▸ Aim
Return the entries below in their exact form, leaving the pictures out.

** BEGIN Listed entries **

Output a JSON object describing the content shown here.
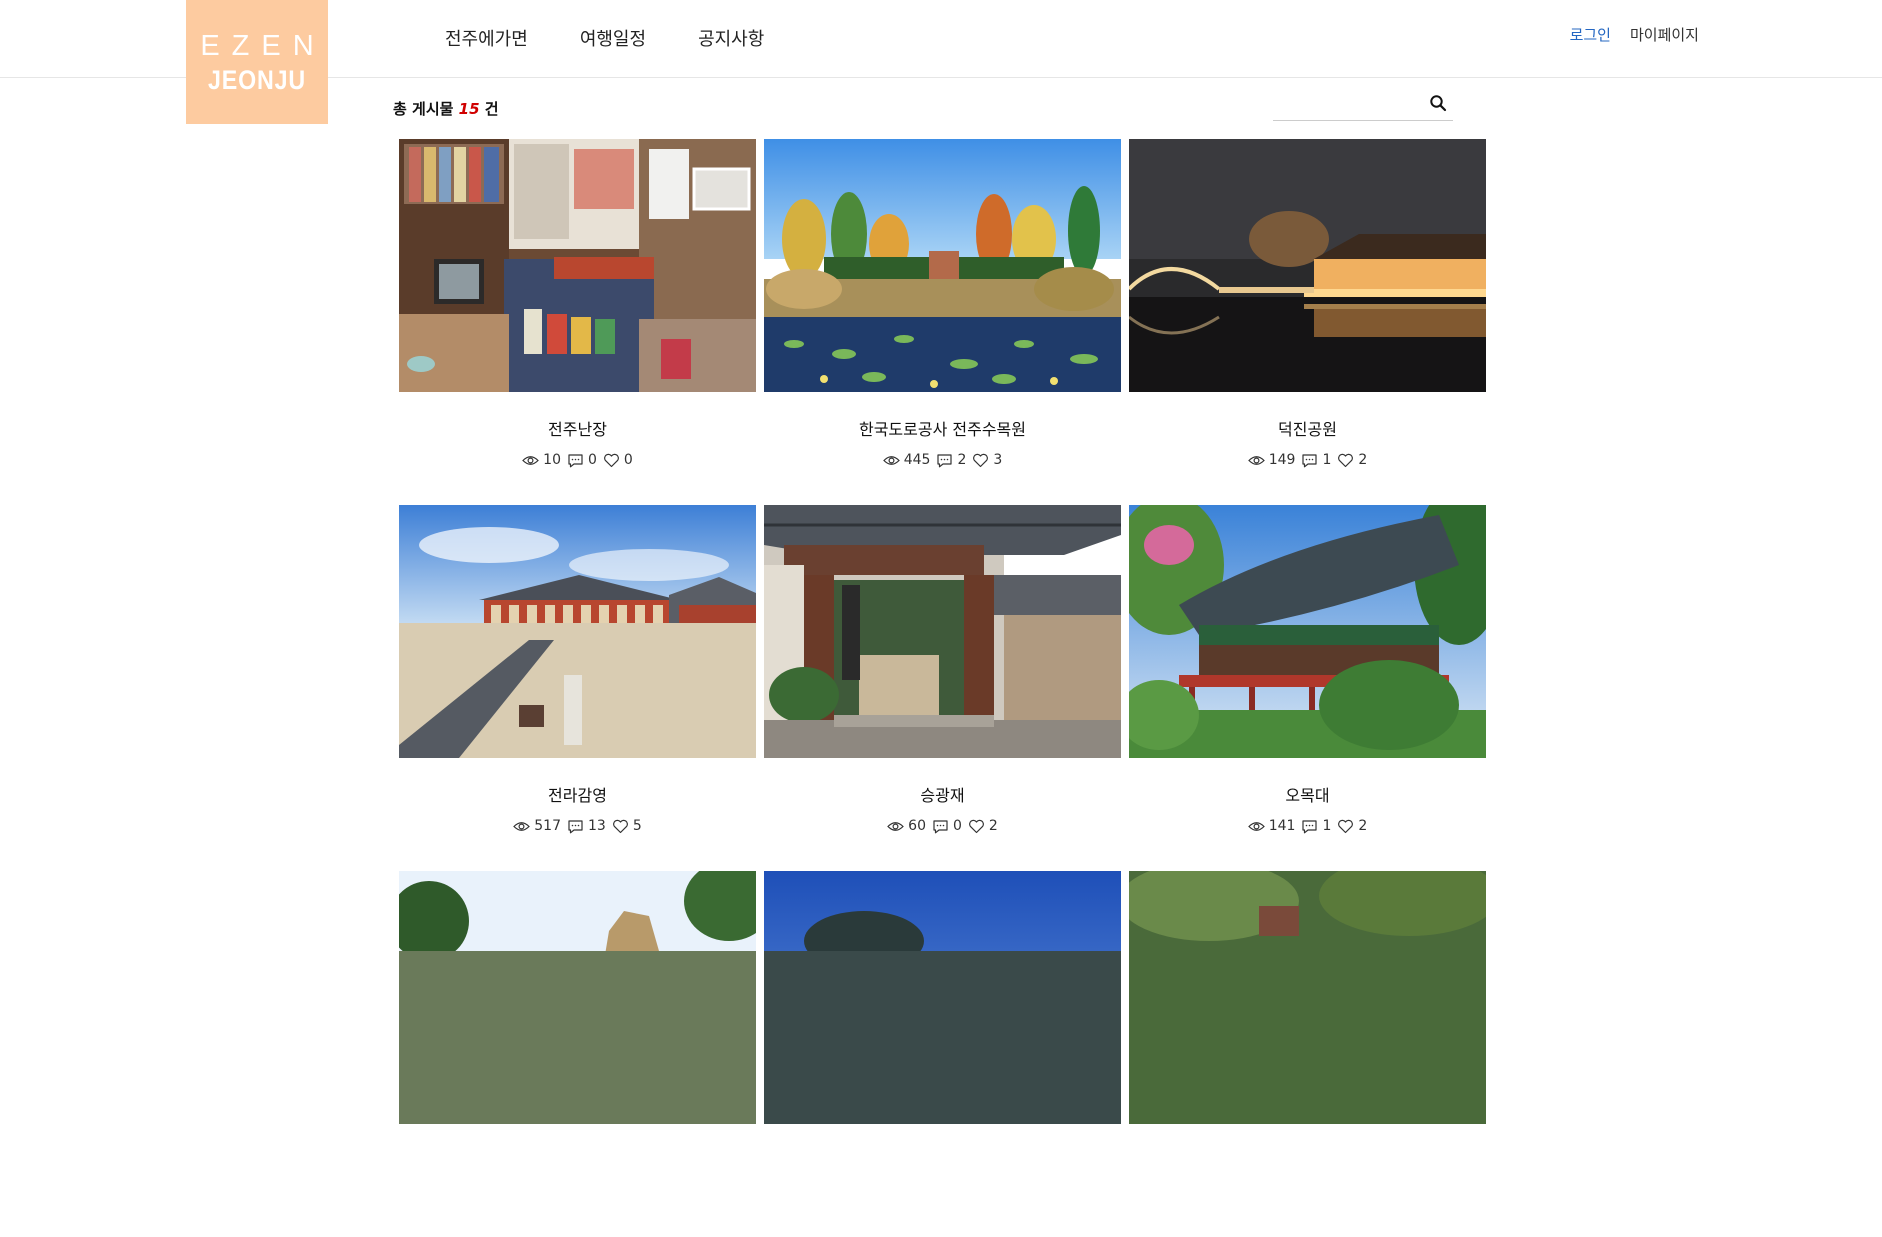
{
  "logo": {
    "line1": "EZEN",
    "line2": "JEONJU"
  },
  "nav": {
    "items": [
      "전주에가면",
      "여행일정",
      "공지사항"
    ]
  },
  "util": {
    "login": "로그인",
    "mypage": "마이페이지"
  },
  "count": {
    "prefix": "총 게시물",
    "number": "15",
    "suffix": "건"
  },
  "search": {
    "placeholder": "",
    "icon": "search-icon"
  },
  "posts": [
    {
      "title": "전주난장",
      "views": "10",
      "comments": "0",
      "likes": "0"
    },
    {
      "title": "한국도로공사 전주수목원",
      "views": "445",
      "comments": "2",
      "likes": "3"
    },
    {
      "title": "덕진공원",
      "views": "149",
      "comments": "1",
      "likes": "2"
    },
    {
      "title": "전라감영",
      "views": "517",
      "comments": "13",
      "likes": "5"
    },
    {
      "title": "승광재",
      "views": "60",
      "comments": "0",
      "likes": "2"
    },
    {
      "title": "오목대",
      "views": "141",
      "comments": "1",
      "likes": "2"
    },
    {
      "title": "",
      "views": "",
      "comments": "",
      "likes": ""
    },
    {
      "title": "",
      "views": "",
      "comments": "",
      "likes": ""
    },
    {
      "title": "",
      "views": "",
      "comments": "",
      "likes": ""
    }
  ],
  "colors": {
    "logo_bg": "#fdcba0",
    "login": "#2467c2",
    "count_num": "#d00000"
  }
}
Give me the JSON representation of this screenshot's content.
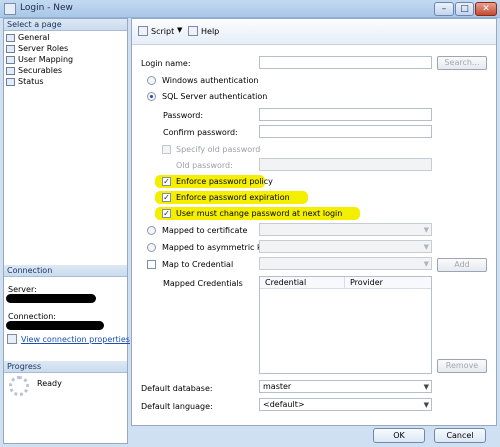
{
  "window": {
    "title": "Login - New"
  },
  "left": {
    "select_page_header": "Select a page",
    "pages": [
      "General",
      "Server Roles",
      "User Mapping",
      "Securables",
      "Status"
    ],
    "connection_header": "Connection",
    "server_label": "Server:",
    "connection_label": "Connection:",
    "view_props_link": "View connection properties",
    "progress_header": "Progress",
    "progress_status": "Ready"
  },
  "toolbar": {
    "script_label": "Script",
    "help_label": "Help"
  },
  "form": {
    "login_name_label": "Login name:",
    "search_button": "Search...",
    "windows_auth": "Windows authentication",
    "sql_auth": "SQL Server authentication",
    "password_label": "Password:",
    "confirm_password_label": "Confirm password:",
    "specify_old_password": "Specify old password",
    "old_password_label": "Old password:",
    "enforce_policy": "Enforce password policy",
    "enforce_expiration": "Enforce password expiration",
    "must_change": "User must change password at next login",
    "mapped_certificate": "Mapped to certificate",
    "mapped_asym_key": "Mapped to asymmetric key",
    "map_credential": "Map to Credential",
    "add_button": "Add",
    "mapped_credentials_label": "Mapped Credentials",
    "grid_col_credential": "Credential",
    "grid_col_provider": "Provider",
    "remove_button": "Remove",
    "default_database_label": "Default database:",
    "default_database_value": "master",
    "default_language_label": "Default language:",
    "default_language_value": "<default>"
  },
  "buttons": {
    "ok": "OK",
    "cancel": "Cancel"
  },
  "colors": {
    "highlight": "#f4ef00",
    "link": "#1a4fb8"
  }
}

** END Listed entries **

▸ Response for this exercise
Output a JSON object describing the content shown here.
{
  "logo": {
    "line1": "EZEN",
    "line2": "JEONJU"
  },
  "nav": {
    "items": [
      "전주에가면",
      "여행일정",
      "공지사항"
    ]
  },
  "util": {
    "login": "로그인",
    "mypage": "마이페이지"
  },
  "count": {
    "prefix": "총 게시물",
    "number": "15",
    "suffix": "건"
  },
  "search": {
    "placeholder": "",
    "icon": "search-icon"
  },
  "posts": [
    {
      "title": "전주난장",
      "views": "10",
      "comments": "0",
      "likes": "0"
    },
    {
      "title": "한국도로공사 전주수목원",
      "views": "445",
      "comments": "2",
      "likes": "3"
    },
    {
      "title": "덕진공원",
      "views": "149",
      "comments": "1",
      "likes": "2"
    },
    {
      "title": "전라감영",
      "views": "517",
      "comments": "13",
      "likes": "5"
    },
    {
      "title": "승광재",
      "views": "60",
      "comments": "0",
      "likes": "2"
    },
    {
      "title": "오목대",
      "views": "141",
      "comments": "1",
      "likes": "2"
    },
    {
      "title": "",
      "views": "",
      "comments": "",
      "likes": ""
    },
    {
      "title": "",
      "views": "",
      "comments": "",
      "likes": ""
    },
    {
      "title": "",
      "views": "",
      "comments": "",
      "likes": ""
    }
  ],
  "colors": {
    "logo_bg": "#fdcba0",
    "login": "#2467c2",
    "count_num": "#d00000"
  }
}
Give me the JSON representation of this screenshot's content.
{
  "window": {
    "title": "Login - New"
  },
  "left": {
    "select_page_header": "Select a page",
    "pages": [
      "General",
      "Server Roles",
      "User Mapping",
      "Securables",
      "Status"
    ],
    "connection_header": "Connection",
    "server_label": "Server:",
    "connection_label": "Connection:",
    "view_props_link": "View connection properties",
    "progress_header": "Progress",
    "progress_status": "Ready"
  },
  "toolbar": {
    "script_label": "Script",
    "help_label": "Help"
  },
  "form": {
    "login_name_label": "Login name:",
    "search_button": "Search...",
    "windows_auth": "Windows authentication",
    "sql_auth": "SQL Server authentication",
    "password_label": "Password:",
    "confirm_password_label": "Confirm password:",
    "specify_old_password": "Specify old password",
    "old_password_label": "Old password:",
    "enforce_policy": "Enforce password policy",
    "enforce_expiration": "Enforce password expiration",
    "must_change": "User must change password at next login",
    "mapped_certificate": "Mapped to certificate",
    "mapped_asym_key": "Mapped to asymmetric key",
    "map_credential": "Map to Credential",
    "add_button": "Add",
    "mapped_credentials_label": "Mapped Credentials",
    "grid_col_credential": "Credential",
    "grid_col_provider": "Provider",
    "remove_button": "Remove",
    "default_database_label": "Default database:",
    "default_database_value": "master",
    "default_language_label": "Default language:",
    "default_language_value": "<default>"
  },
  "buttons": {
    "ok": "OK",
    "cancel": "Cancel"
  },
  "colors": {
    "highlight": "#f4ef00",
    "link": "#1a4fb8"
  }
}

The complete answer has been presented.